Requirements.
1. Output the football fan post below, copying it word for word from "My proposal is" up to and including "consistency. Why do it?".
2. In the football fan post below, what words should go on the two sides of the proposed sign?

Article.
+++++
SPECIAL TEAMS STUFF:
So I guess the "Fire Borges" calls are reaching fever pitch, and I came across a diary where someone said they were going to bring a "Fire Borges" sign to the game.
C'mon, we're better than that, aren't we?
No, really. The typical fan is going to hold up a sign like that because 13 points vs. Nebraska durrr. Don't we all claim to know more about football than the average armchair quarterback? There's been some contention between the RRAWWARGG crowd and the argument-by-authority crowd, and setting aside who's right, why not turn this into something interesting, even enlightening? Not to mention, we can also either make a point or prove our ignorance. Either way, time to put our money where our mouth is.
My proposal is simple. Next home game (or as many as necessary), bring a two-sided sign (or two signs, whatever) with "RUN" on one side and "PASS" on the other. When the offense lines up, look at the formation and show the crowd & cameras your prediction. It'd be cool if even a dozen of these showed up and called the plays with consistency. Why do it?
1) Well, it's more cerebral than a goddamn "Fire X" sign. Yeesh, a moron can do that.
2) The theory here is that the offense is predictable beyond belief. 1st down, tackle over, Norfleet, Funchess wide. . . the opposing defense is given reads a 7th grader can make. Well, if we're right, let's show everyone we're right. If we're NOT, then the shame's on us and we can all shut up.
+++++
Dataset extract.
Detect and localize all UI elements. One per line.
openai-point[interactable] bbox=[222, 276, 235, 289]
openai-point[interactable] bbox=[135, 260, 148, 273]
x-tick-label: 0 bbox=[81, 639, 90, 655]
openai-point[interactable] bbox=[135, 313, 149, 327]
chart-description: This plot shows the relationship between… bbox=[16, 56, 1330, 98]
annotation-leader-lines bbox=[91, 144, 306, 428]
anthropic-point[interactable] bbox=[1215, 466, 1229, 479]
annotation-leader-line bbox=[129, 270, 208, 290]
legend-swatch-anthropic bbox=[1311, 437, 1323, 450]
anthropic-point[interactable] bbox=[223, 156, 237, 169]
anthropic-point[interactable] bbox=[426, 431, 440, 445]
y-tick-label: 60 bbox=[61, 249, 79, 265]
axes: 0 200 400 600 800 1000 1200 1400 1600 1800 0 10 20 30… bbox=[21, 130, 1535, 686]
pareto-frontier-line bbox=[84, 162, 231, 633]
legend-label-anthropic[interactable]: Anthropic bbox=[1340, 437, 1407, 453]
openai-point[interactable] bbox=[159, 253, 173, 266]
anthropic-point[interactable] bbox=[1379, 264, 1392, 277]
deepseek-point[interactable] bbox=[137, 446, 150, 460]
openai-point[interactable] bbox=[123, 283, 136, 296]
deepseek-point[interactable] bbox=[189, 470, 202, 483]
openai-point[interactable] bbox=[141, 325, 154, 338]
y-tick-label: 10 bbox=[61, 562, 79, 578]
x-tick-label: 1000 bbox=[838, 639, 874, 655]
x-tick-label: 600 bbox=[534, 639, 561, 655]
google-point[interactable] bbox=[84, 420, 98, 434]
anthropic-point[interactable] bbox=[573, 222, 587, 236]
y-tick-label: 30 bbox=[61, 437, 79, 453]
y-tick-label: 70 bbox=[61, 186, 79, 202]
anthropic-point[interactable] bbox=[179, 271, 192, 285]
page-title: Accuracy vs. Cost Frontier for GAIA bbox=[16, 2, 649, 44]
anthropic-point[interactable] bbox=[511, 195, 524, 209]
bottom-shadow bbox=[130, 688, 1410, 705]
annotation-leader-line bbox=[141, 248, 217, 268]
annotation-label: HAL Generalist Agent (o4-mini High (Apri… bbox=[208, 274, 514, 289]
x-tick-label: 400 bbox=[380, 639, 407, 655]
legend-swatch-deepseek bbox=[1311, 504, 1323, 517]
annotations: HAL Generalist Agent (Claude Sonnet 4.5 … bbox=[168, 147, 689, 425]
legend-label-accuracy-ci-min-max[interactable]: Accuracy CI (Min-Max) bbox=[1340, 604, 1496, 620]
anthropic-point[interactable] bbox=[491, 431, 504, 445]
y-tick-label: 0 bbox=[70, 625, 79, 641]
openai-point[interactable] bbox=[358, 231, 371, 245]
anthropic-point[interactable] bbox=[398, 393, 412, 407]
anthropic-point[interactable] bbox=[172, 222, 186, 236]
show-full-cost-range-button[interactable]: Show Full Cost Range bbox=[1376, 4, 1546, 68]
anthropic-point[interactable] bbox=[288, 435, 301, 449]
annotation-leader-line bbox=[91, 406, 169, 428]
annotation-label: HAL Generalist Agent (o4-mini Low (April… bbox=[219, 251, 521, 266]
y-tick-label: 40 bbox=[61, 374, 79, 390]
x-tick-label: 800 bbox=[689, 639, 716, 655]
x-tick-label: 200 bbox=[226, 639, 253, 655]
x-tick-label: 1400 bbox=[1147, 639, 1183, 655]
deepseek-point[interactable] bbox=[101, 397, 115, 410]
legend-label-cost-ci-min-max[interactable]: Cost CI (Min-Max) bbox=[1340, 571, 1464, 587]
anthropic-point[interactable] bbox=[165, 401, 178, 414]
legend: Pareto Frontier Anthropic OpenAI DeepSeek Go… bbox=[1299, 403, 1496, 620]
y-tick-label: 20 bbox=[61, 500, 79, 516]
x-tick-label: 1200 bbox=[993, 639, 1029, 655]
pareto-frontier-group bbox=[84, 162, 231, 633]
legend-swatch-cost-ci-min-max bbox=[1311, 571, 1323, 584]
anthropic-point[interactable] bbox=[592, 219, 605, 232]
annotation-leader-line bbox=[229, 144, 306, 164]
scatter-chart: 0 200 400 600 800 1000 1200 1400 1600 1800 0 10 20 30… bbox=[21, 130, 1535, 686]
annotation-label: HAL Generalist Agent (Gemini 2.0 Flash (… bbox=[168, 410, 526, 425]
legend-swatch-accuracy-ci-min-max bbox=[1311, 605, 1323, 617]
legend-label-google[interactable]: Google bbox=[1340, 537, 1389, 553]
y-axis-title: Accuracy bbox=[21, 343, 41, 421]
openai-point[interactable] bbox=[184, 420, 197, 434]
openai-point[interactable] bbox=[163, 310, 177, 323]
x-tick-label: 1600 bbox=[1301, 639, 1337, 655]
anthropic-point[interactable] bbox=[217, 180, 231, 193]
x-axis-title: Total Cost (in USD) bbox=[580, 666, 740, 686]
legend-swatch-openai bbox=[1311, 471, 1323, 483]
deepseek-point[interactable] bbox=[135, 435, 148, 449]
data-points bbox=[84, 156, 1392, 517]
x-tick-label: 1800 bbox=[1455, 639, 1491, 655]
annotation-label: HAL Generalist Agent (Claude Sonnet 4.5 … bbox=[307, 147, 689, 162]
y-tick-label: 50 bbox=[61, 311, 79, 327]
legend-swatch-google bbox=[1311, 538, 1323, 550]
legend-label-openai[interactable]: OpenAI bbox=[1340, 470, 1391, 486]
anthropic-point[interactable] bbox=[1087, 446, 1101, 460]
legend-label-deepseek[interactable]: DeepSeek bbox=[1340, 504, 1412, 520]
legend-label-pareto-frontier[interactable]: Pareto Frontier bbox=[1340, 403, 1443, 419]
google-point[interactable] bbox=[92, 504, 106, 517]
+++++
Answers.
1.
My proposal is simple. Next home game (or as many as necessary), bring a two-sided sign (or two signs, whatever) with "RUN" on one side and "PASS" on the other. When the offense lines up, look at the formation and show the crowd & cameras your prediction. It'd be cool if even a dozen of these showed up and called the plays with consistency. Why do it?

2. "RUN" on one side and "PASS" on the other.